▶ [DIRECTION]
Write out all of the records precisely. Skip anything that is a picture.

(Stored records)
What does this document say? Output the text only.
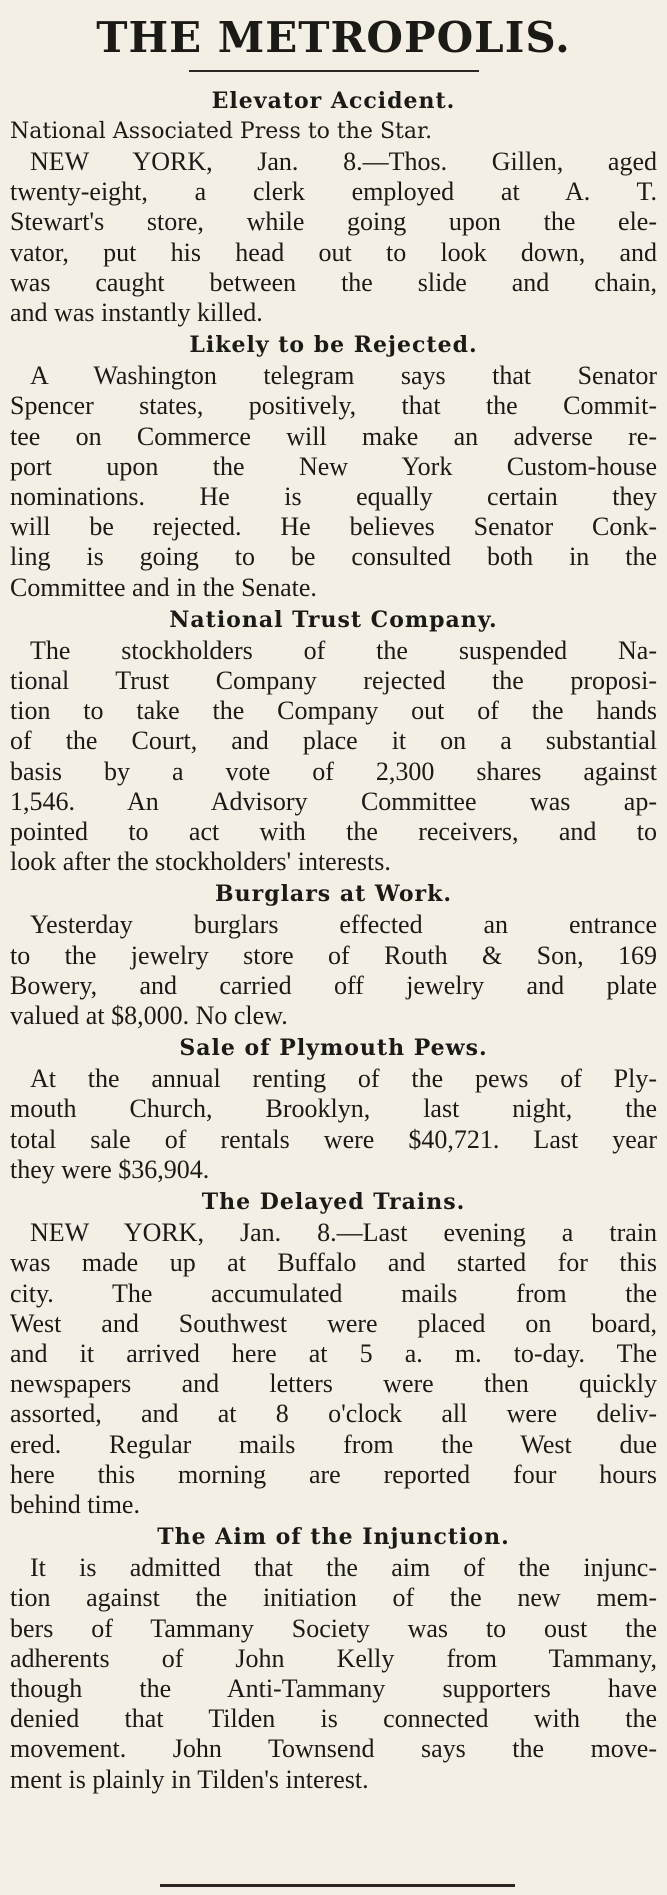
THE METROPOLIS.
Elevator Accident.
National Associated Press to the Star.
NEW YORK, Jan. 8.—Thos. Gillen, aged
twenty-eight, a clerk employed at A. T.
Stewart's store, while going upon the ele-
vator, put his head out to look down, and
was caught between the slide and chain,
and was instantly killed.
Likely to be Rejected.
A Washington telegram says that Senator
Spencer states, positively, that the Commit-
tee on Commerce will make an adverse re-
port upon the New York Custom-house
nominations. He is equally certain they
will be rejected. He believes Senator Conk-
ling is going to be consulted both in the
Committee and in the Senate.
National Trust Company.
The stockholders of the suspended Na-
tional Trust Company rejected the proposi-
tion to take the Company out of the hands
of the Court, and place it on a substantial
basis by a vote of 2,300 shares against
1,546. An Advisory Committee was ap-
pointed to act with the receivers, and to
look after the stockholders' interests.
Burglars at Work.
Yesterday burglars effected an entrance
to the jewelry store of Routh & Son, 169
Bowery, and carried off jewelry and plate
valued at $8,000. No clew.
Sale of Plymouth Pews.
At the annual renting of the pews of Ply-
mouth Church, Brooklyn, last night, the
total sale of rentals were $40,721. Last year
they were $36,904.
The Delayed Trains.
NEW YORK, Jan. 8.—Last evening a train
was made up at Buffalo and started for this
city. The accumulated mails from the
West and Southwest were placed on board,
and it arrived here at 5 a. m. to-day. The
newspapers and letters were then quickly
assorted, and at 8 o'clock all were deliv-
ered. Regular mails from the West due
here this morning are reported four hours
behind time.
The Aim of the Injunction.
It is admitted that the aim of the injunc-
tion against the initiation of the new mem-
bers of Tammany Society was to oust the
adherents of John Kelly from Tammany,
though the Anti-Tammany supporters have
denied that Tilden is connected with the
movement. John Townsend says the move-
ment is plainly in Tilden's interest.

▶ [SOLUTION]
What does this document say? Output the text only.
THE METROPOLIS.
Elevator Accident.
National Associated Press to the Star.
NEW YORK, Jan. 8.—Thos. Gillen, aged
twenty-eight, a clerk employed at A. T.
Stewart's store, while going upon the ele-
vator, put his head out to look down, and
was caught between the slide and chain,
and was instantly killed.
Likely to be Rejected.
A Washington telegram says that Senator
Spencer states, positively, that the Commit-
tee on Commerce will make an adverse re-
port upon the New York Custom-house
nominations. He is equally certain they
will be rejected. He believes Senator Conk-
ling is going to be consulted both in the
Committee and in the Senate.
National Trust Company.
The stockholders of the suspended Na-
tional Trust Company rejected the proposi-
tion to take the Company out of the hands
of the Court, and place it on a substantial
basis by a vote of 2,300 shares against
1,546. An Advisory Committee was ap-
pointed to act with the receivers, and to
look after the stockholders' interests.
Burglars at Work.
Yesterday burglars effected an entrance
to the jewelry store of Routh & Son, 169
Bowery, and carried off jewelry and plate
valued at $8,000. No clew.
Sale of Plymouth Pews.
At the annual renting of the pews of Ply-
mouth Church, Brooklyn, last night, the
total sale of rentals were $40,721. Last year
they were $36,904.
The Delayed Trains.
NEW YORK, Jan. 8.—Last evening a train
was made up at Buffalo and started for this
city. The accumulated mails from the
West and Southwest were placed on board,
and it arrived here at 5 a. m. to-day. The
newspapers and letters were then quickly
assorted, and at 8 o'clock all were deliv-
ered. Regular mails from the West due
here this morning are reported four hours
behind time.
The Aim of the Injunction.
It is admitted that the aim of the injunc-
tion against the initiation of the new mem-
bers of Tammany Society was to oust the
adherents of John Kelly from Tammany,
though the Anti-Tammany supporters have
denied that Tilden is connected with the
movement. John Townsend says the move-
ment is plainly in Tilden's interest.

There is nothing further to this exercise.